- RECORDS SUPPLIED:

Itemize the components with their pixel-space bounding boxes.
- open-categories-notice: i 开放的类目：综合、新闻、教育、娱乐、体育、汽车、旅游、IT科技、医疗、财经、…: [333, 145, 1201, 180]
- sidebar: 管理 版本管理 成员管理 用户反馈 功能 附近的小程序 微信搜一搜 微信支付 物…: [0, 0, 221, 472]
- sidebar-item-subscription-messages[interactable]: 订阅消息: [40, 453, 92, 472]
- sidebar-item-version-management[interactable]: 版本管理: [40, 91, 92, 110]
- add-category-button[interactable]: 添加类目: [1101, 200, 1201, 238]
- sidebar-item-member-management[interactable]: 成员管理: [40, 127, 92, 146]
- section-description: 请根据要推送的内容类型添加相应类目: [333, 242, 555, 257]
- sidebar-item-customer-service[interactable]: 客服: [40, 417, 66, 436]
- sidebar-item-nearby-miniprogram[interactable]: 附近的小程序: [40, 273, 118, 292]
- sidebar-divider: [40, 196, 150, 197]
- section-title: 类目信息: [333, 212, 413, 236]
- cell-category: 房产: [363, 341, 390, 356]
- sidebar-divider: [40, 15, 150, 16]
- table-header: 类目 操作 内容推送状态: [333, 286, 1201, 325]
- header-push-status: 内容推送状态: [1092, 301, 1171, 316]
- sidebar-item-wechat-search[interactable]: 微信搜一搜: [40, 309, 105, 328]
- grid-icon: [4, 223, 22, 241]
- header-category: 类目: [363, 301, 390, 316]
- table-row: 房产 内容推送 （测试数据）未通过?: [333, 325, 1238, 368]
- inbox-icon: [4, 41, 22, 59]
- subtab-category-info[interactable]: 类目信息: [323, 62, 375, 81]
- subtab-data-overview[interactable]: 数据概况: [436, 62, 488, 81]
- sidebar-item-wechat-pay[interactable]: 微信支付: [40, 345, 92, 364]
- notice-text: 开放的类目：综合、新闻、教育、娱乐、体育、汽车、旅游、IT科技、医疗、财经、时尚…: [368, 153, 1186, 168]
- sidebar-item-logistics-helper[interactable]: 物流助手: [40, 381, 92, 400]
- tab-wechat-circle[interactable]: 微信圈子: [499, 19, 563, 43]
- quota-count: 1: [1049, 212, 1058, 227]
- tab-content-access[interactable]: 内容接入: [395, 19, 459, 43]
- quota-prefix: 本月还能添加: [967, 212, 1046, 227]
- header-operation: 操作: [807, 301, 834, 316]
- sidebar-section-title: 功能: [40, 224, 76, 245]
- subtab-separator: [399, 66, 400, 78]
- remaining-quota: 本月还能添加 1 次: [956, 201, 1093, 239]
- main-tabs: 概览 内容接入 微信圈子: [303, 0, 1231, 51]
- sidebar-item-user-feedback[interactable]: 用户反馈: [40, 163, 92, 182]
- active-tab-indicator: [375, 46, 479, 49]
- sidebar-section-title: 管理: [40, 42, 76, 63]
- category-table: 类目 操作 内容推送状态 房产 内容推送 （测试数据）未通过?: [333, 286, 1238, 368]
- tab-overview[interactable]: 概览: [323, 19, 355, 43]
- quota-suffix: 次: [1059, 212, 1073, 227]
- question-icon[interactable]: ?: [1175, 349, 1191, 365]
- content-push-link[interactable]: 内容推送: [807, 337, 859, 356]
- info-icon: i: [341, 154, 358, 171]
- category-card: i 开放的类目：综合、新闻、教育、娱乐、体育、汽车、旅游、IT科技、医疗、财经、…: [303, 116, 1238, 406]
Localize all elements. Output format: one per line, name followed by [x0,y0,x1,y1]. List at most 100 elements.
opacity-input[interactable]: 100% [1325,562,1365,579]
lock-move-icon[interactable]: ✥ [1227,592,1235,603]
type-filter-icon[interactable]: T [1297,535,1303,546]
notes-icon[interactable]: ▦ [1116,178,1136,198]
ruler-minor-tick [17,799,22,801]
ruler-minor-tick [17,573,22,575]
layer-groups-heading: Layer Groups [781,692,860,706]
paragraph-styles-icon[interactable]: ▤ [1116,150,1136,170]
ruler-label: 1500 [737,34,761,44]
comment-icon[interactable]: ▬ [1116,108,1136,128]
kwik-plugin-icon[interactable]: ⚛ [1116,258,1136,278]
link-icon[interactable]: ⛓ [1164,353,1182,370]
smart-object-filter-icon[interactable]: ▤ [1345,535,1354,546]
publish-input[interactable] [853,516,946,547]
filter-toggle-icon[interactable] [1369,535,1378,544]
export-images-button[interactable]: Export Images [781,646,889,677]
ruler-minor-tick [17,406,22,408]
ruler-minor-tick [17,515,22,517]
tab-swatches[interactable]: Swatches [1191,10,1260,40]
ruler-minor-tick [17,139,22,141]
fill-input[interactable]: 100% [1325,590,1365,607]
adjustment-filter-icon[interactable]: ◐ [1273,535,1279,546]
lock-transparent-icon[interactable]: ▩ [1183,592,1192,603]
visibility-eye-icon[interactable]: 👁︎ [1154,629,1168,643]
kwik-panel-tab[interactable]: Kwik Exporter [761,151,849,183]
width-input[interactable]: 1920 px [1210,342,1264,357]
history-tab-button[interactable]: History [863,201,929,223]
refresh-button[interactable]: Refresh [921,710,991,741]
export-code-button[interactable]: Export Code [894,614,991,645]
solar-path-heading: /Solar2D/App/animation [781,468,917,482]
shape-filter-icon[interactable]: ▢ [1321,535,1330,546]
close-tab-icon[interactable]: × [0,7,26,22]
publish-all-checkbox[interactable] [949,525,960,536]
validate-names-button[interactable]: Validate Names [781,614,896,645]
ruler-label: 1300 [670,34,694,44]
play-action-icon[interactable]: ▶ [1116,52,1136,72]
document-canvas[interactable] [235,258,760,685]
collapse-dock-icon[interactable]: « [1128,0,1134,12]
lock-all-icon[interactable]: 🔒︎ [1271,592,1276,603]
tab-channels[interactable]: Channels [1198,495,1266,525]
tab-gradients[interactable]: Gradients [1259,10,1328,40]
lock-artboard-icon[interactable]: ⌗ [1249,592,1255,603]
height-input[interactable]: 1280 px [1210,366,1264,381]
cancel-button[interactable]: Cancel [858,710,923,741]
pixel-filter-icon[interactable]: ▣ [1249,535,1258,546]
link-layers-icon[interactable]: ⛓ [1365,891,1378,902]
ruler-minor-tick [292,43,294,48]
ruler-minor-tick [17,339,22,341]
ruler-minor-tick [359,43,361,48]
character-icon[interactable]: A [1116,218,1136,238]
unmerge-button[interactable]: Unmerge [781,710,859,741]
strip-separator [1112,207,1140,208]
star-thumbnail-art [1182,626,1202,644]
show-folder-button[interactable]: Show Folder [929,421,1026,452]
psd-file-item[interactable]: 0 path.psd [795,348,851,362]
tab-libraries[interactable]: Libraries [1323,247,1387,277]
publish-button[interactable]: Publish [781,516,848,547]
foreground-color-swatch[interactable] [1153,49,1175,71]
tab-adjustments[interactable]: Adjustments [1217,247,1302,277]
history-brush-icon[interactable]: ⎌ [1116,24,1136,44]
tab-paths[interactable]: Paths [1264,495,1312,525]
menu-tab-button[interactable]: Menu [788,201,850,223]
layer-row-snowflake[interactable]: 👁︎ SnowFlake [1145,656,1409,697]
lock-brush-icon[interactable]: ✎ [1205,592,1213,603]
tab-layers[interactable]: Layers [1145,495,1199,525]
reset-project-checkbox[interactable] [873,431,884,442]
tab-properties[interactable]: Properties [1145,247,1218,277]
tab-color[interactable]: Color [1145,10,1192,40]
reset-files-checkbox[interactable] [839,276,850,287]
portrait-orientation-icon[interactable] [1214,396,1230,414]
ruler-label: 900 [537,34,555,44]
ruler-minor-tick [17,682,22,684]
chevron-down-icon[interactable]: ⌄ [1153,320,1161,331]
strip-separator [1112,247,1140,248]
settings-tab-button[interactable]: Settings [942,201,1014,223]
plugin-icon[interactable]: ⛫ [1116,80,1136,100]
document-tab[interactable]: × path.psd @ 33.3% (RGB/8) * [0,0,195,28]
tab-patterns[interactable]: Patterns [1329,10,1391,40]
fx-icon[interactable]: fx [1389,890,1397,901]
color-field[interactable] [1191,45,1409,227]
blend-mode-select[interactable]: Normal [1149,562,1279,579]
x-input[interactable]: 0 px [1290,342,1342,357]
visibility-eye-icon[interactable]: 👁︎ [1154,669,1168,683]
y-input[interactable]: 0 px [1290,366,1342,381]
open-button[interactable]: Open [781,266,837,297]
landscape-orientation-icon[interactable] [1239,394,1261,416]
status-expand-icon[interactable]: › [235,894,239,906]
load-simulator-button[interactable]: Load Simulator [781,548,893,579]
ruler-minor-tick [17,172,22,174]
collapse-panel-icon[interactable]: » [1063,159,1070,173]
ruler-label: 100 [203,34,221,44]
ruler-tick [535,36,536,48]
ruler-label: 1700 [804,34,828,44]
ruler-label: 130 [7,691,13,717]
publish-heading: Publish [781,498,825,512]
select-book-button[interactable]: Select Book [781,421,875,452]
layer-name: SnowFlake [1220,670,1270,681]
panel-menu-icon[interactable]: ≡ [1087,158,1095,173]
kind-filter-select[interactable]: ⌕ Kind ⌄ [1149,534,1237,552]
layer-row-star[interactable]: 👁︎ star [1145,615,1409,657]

- WHAT YOU SHOULD DO: Reproduce the listing from its first line through the line containing "- tab-overview[interactable]: 概览: [323, 19, 355, 43]", swapping every "sidebar-item" for "nav-item" and leaving everything else unchanged.

- RESULT FOR THIS EXERCISE:
Itemize the components with their pixel-space bounding boxes.
- open-categories-notice: i 开放的类目：综合、新闻、教育、娱乐、体育、汽车、旅游、IT科技、医疗、财经、…: [333, 145, 1201, 180]
- sidebar: 管理 版本管理 成员管理 用户反馈 功能 附近的小程序 微信搜一搜 微信支付 物…: [0, 0, 221, 472]
- nav-item-subscription-messages[interactable]: 订阅消息: [40, 453, 92, 472]
- nav-item-version-management[interactable]: 版本管理: [40, 91, 92, 110]
- add-category-button[interactable]: 添加类目: [1101, 200, 1201, 238]
- nav-item-member-management[interactable]: 成员管理: [40, 127, 92, 146]
- section-description: 请根据要推送的内容类型添加相应类目: [333, 242, 555, 257]
- nav-item-customer-service[interactable]: 客服: [40, 417, 66, 436]
- nav-item-nearby-miniprogram[interactable]: 附近的小程序: [40, 273, 118, 292]
- sidebar-divider: [40, 196, 150, 197]
- section-title: 类目信息: [333, 212, 413, 236]
- cell-category: 房产: [363, 341, 390, 356]
- sidebar-divider: [40, 15, 150, 16]
- table-header: 类目 操作 内容推送状态: [333, 286, 1201, 325]
- header-push-status: 内容推送状态: [1092, 301, 1171, 316]
- nav-item-wechat-search[interactable]: 微信搜一搜: [40, 309, 105, 328]
- grid-icon: [4, 223, 22, 241]
- header-category: 类目: [363, 301, 390, 316]
- table-row: 房产 内容推送 （测试数据）未通过?: [333, 325, 1238, 368]
- inbox-icon: [4, 41, 22, 59]
- subtab-category-info[interactable]: 类目信息: [323, 62, 375, 81]
- subtab-data-overview[interactable]: 数据概况: [436, 62, 488, 81]
- nav-item-wechat-pay[interactable]: 微信支付: [40, 345, 92, 364]
- notice-text: 开放的类目：综合、新闻、教育、娱乐、体育、汽车、旅游、IT科技、医疗、财经、时尚…: [368, 153, 1186, 168]
- nav-item-logistics-helper[interactable]: 物流助手: [40, 381, 92, 400]
- tab-wechat-circle[interactable]: 微信圈子: [499, 19, 563, 43]
- quota-count: 1: [1049, 212, 1058, 227]
- tab-content-access[interactable]: 内容接入: [395, 19, 459, 43]
- quota-prefix: 本月还能添加: [967, 212, 1046, 227]
- header-operation: 操作: [807, 301, 834, 316]
- sidebar-section-title: 功能: [40, 224, 76, 245]
- subtab-separator: [399, 66, 400, 78]
- remaining-quota: 本月还能添加 1 次: [956, 201, 1093, 239]
- main-tabs: 概览 内容接入 微信圈子: [303, 0, 1231, 51]
- nav-item-user-feedback[interactable]: 用户反馈: [40, 163, 92, 182]
- active-tab-indicator: [375, 46, 479, 49]
- sidebar-section-title: 管理: [40, 42, 76, 63]
- category-table: 类目 操作 内容推送状态 房产 内容推送 （测试数据）未通过?: [333, 286, 1238, 368]
- tab-overview[interactable]: 概览: [323, 19, 355, 43]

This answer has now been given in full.